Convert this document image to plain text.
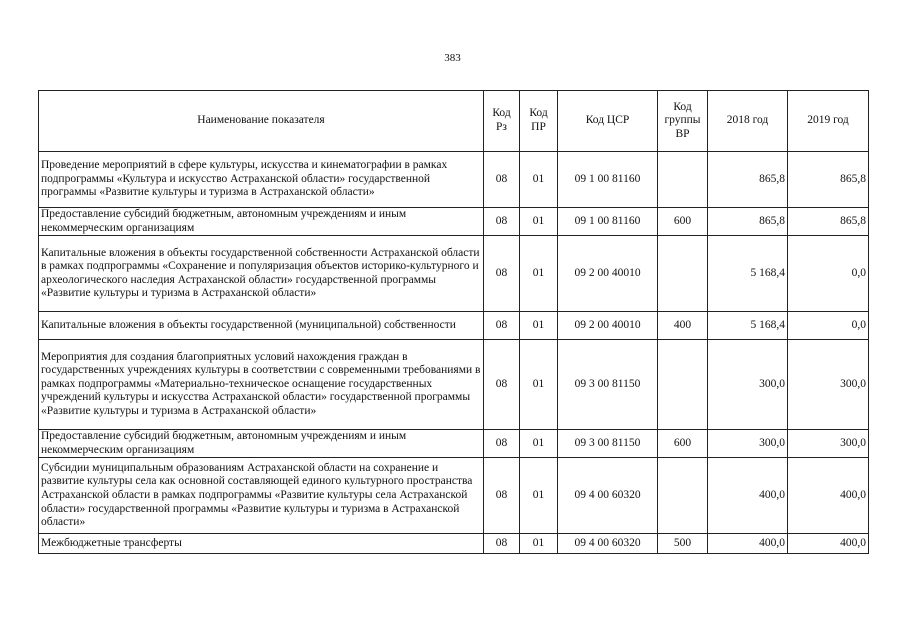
383
Наименование показателя	Код Рз	Код ПР	Код ЦСР	Код группы ВР	2018 год	2019 год
Проведение мероприятий в сфере культуры, искусства и кинематографии в рамках подпрограммы «Культура и искусство Астраханской области» государственной программы «Развитие культуры и туризма в Астраханской области»	08	01	09 1 00 81160		865,8	865,8
Предоставление субсидий бюджетным, автономным учреждениям и иным некоммерческим организациям	08	01	09 1 00 81160	600	865,8	865,8
Капитальные вложения в объекты государственной собственности Астраханской области в рамках подпрограммы «Сохранение и популяризация объектов историко-культурного и археологического наследия Астраханской области» государственной программы «Развитие культуры и туризма в Астраханской области»	08	01	09 2 00 40010		5 168,4	0,0
Капитальные вложения в объекты государственной (муниципальной) собственности	08	01	09 2 00 40010	400	5 168,4	0,0
Мероприятия для создания благоприятных условий нахождения граждан в государственных учреждениях культуры в соответствии с современными требованиями в рамках подпрограммы «Материально-техническое оснащение государственных учреждений культуры и искусства Астраханской области» государственной программы «Развитие культуры и туризма в Астраханской области»	08	01	09 3 00 81150		300,0	300,0
Предоставление субсидий бюджетным, автономным учреждениям и иным некоммерческим организациям	08	01	09 3 00 81150	600	300,0	300,0
Субсидии муниципальным образованиям Астраханской области на сохранение и развитие культуры села как основной составляющей единого культурного пространства Астраханской области в рамках подпрограммы «Развитие культуры села Астраханской области» государственной программы «Развитие культуры и туризма в Астраханской области»	08	01	09 4 00 60320		400,0	400,0
Межбюджетные трансферты	08	01	09 4 00 60320	500	400,0	400,0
——————
### [DO THIS]
Pick out each line above that includes "учреждениям" and show it.

### [PROBLEM SOLUTION]
Предоставление субсидий бюджетным, автономным учреждениям и иным некоммерческим организациям	08	01	09 1 00 81160	600	865,8	865,8
Предоставление субсидий бюджетным, автономным учреждениям и иным некоммерческим организациям	08	01	09 3 00 81150	600	300,0	300,0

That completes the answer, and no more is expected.